▶ Short exercise: Of all the lines in the material, how many contain the word "Strategy"? State the number alone.

▶ Figure content listings:
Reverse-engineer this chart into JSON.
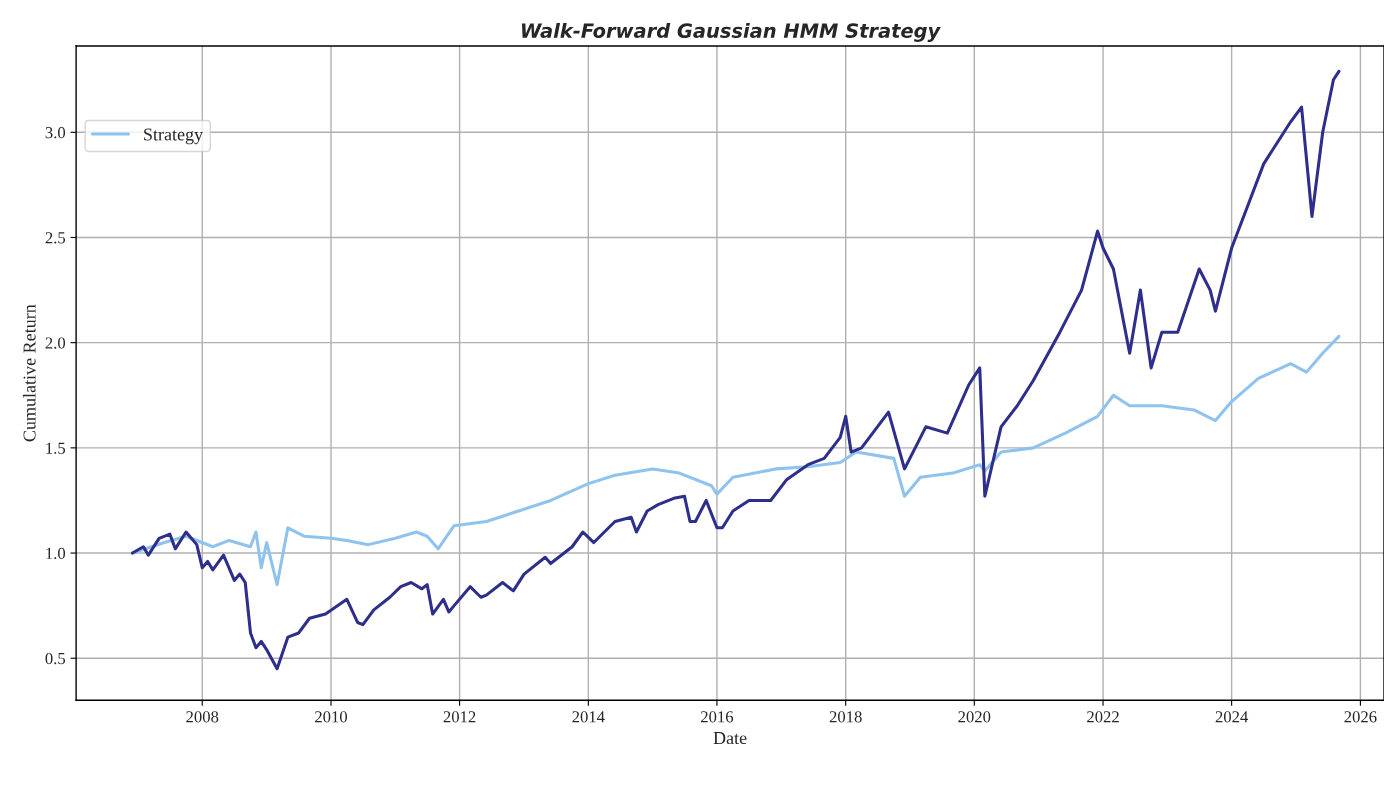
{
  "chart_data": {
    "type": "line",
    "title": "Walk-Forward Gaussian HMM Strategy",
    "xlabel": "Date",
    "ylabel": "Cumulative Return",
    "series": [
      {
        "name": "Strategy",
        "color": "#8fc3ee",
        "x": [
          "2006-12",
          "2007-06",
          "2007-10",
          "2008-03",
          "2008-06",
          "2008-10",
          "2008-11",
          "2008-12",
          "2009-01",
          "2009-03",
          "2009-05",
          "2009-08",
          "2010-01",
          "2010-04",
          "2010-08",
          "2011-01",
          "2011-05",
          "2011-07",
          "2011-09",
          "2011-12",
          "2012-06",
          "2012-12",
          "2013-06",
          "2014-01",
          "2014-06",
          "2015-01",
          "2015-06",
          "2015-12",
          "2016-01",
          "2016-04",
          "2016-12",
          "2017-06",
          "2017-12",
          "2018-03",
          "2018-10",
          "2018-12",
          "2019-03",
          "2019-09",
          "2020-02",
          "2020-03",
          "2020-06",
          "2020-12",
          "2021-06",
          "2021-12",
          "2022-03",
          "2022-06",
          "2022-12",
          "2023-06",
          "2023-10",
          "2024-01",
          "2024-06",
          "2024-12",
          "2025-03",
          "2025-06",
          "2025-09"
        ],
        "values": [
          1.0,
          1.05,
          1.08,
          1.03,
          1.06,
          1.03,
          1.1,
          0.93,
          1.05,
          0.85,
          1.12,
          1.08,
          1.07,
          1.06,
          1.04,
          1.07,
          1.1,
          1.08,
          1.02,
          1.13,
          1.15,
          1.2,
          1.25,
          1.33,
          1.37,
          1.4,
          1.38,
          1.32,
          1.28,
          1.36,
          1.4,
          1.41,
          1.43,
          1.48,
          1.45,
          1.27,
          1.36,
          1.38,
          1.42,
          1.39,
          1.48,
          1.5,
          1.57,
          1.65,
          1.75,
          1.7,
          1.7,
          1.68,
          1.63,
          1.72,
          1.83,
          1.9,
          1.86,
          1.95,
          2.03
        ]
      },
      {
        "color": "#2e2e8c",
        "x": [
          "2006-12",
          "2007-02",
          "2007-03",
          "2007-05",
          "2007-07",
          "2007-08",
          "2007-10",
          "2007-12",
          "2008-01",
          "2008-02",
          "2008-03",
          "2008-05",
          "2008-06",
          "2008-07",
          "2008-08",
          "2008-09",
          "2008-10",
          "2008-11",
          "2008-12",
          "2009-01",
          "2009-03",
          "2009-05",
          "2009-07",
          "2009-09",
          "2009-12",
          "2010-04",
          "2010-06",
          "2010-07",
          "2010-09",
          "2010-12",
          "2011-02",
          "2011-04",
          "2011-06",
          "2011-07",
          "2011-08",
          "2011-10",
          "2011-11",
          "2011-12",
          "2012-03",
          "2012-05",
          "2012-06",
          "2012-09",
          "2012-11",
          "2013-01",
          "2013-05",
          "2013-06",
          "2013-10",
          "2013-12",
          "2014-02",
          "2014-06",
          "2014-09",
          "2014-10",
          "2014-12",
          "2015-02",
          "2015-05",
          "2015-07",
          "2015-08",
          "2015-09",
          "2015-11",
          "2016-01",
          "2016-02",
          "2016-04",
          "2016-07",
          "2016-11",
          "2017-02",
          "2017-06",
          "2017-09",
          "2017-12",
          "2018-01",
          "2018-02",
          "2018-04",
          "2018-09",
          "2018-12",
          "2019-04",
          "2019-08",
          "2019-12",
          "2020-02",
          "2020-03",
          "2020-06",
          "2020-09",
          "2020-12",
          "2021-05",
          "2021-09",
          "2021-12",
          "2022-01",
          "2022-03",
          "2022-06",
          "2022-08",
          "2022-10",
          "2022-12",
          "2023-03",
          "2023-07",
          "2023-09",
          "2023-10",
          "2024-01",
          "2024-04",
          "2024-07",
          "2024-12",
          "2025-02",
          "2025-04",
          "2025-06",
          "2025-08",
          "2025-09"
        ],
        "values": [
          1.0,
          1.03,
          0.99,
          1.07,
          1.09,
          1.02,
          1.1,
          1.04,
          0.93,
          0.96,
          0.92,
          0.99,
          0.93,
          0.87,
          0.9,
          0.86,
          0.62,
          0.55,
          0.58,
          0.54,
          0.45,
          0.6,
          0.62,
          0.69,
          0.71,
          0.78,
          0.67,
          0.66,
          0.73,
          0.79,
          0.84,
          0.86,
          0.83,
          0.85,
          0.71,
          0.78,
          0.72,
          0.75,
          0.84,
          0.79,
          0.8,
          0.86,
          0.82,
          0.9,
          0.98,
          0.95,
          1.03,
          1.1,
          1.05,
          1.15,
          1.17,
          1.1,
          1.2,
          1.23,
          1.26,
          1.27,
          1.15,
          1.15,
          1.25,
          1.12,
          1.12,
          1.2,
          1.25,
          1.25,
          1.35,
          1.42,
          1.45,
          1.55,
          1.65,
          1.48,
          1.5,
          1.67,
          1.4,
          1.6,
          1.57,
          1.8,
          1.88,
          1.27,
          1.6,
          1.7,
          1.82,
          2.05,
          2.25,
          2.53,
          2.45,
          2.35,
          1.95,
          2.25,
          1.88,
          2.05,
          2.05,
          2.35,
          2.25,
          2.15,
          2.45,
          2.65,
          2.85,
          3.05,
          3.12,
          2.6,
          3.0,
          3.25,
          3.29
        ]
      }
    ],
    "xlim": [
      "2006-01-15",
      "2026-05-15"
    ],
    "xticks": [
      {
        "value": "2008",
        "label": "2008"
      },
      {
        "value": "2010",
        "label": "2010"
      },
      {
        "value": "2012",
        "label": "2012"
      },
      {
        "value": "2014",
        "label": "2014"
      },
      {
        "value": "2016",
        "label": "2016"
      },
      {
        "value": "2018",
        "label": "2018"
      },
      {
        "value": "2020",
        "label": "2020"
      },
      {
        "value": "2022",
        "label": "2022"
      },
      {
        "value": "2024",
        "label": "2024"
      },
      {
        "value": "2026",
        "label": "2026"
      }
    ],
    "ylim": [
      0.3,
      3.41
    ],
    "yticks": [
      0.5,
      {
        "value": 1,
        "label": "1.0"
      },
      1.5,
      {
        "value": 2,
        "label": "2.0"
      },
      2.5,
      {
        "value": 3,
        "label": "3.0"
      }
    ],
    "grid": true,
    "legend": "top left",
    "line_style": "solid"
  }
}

▶ Task answer: 2